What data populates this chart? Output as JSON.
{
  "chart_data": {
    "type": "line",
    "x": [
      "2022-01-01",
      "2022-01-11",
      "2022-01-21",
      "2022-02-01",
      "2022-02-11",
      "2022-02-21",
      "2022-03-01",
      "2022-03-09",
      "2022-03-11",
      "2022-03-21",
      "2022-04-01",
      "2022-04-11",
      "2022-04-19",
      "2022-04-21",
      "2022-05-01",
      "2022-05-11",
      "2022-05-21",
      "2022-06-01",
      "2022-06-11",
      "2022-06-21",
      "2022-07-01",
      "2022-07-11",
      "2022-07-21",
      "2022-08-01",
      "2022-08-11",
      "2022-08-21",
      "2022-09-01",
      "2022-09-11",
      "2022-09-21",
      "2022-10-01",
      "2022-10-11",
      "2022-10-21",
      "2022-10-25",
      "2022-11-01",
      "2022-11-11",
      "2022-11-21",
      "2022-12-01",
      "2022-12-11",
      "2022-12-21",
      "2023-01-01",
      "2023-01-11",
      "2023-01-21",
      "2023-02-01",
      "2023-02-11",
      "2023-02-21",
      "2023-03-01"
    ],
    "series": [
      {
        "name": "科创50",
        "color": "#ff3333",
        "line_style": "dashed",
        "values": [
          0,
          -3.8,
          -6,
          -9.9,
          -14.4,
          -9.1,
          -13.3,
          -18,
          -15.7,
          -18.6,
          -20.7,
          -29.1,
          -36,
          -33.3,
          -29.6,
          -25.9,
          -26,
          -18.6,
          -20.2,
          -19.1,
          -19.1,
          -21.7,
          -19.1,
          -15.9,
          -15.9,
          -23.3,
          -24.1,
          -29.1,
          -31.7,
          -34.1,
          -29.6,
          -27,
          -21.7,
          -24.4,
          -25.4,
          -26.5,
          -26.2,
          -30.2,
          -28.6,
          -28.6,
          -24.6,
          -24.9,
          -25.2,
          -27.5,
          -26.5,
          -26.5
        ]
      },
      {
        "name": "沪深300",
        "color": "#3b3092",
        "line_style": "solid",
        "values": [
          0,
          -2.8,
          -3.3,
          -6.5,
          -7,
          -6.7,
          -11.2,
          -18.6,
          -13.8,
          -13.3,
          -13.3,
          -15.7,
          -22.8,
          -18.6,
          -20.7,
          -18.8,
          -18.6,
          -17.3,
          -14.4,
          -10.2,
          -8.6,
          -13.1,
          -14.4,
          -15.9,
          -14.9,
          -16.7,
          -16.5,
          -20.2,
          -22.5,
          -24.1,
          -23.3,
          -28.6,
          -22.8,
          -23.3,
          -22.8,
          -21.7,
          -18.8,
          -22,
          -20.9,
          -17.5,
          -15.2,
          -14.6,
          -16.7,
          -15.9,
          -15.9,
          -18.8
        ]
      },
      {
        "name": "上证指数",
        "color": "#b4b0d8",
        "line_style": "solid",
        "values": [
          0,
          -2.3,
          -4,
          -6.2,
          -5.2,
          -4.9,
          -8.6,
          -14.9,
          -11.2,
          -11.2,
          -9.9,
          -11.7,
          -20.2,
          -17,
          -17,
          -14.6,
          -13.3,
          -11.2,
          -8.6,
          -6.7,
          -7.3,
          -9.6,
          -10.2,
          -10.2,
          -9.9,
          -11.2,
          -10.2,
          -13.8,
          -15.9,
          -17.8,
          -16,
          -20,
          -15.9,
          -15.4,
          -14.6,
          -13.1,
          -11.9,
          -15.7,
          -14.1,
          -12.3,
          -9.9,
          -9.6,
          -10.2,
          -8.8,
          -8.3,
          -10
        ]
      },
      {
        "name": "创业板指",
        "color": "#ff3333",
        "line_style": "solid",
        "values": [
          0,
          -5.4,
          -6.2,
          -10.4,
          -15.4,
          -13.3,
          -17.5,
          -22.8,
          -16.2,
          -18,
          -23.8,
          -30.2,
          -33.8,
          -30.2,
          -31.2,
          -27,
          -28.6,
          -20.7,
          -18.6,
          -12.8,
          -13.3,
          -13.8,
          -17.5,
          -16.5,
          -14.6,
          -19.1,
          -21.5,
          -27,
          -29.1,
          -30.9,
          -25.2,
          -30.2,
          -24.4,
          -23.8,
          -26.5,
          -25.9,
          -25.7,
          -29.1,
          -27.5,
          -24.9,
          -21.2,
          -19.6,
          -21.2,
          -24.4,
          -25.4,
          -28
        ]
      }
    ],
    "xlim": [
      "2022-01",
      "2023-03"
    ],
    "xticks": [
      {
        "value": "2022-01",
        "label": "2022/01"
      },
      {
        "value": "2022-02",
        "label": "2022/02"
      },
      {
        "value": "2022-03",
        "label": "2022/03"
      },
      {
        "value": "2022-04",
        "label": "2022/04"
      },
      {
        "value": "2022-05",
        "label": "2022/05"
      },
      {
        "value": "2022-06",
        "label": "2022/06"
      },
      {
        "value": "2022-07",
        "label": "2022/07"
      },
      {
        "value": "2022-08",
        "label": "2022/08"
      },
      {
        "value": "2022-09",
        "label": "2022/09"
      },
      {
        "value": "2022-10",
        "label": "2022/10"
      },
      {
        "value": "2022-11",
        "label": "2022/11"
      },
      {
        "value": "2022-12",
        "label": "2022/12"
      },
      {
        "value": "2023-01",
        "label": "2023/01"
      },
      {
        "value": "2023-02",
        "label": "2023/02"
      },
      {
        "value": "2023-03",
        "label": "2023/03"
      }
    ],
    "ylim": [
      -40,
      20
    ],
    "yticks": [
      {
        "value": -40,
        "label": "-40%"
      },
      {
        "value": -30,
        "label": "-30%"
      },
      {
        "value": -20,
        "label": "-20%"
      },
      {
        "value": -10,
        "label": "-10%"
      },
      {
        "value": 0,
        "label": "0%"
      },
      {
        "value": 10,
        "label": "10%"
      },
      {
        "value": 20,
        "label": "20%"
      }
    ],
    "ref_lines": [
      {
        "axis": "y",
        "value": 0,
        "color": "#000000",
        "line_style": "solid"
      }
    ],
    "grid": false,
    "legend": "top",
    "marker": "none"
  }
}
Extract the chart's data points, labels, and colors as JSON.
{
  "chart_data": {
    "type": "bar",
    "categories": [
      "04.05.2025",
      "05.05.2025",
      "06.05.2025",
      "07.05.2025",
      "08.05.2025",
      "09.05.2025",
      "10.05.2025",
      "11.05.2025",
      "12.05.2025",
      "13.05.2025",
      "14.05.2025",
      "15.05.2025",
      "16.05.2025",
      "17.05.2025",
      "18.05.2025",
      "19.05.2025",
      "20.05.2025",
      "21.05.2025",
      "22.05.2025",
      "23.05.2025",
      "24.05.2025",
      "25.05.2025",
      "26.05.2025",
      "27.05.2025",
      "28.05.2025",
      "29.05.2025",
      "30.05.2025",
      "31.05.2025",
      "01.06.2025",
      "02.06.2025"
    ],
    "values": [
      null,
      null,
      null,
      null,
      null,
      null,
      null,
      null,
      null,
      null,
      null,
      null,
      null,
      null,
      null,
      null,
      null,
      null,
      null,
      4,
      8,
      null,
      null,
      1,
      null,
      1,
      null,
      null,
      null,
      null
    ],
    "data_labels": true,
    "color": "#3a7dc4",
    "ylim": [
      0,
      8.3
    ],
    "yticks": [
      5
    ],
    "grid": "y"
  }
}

▬▬▬▬▬▬

Go through the material and select each line with the string "JSON" in it.

What data populates this chart? Output as JSON.
Extract the chart's data points, labels, and colors as JSON.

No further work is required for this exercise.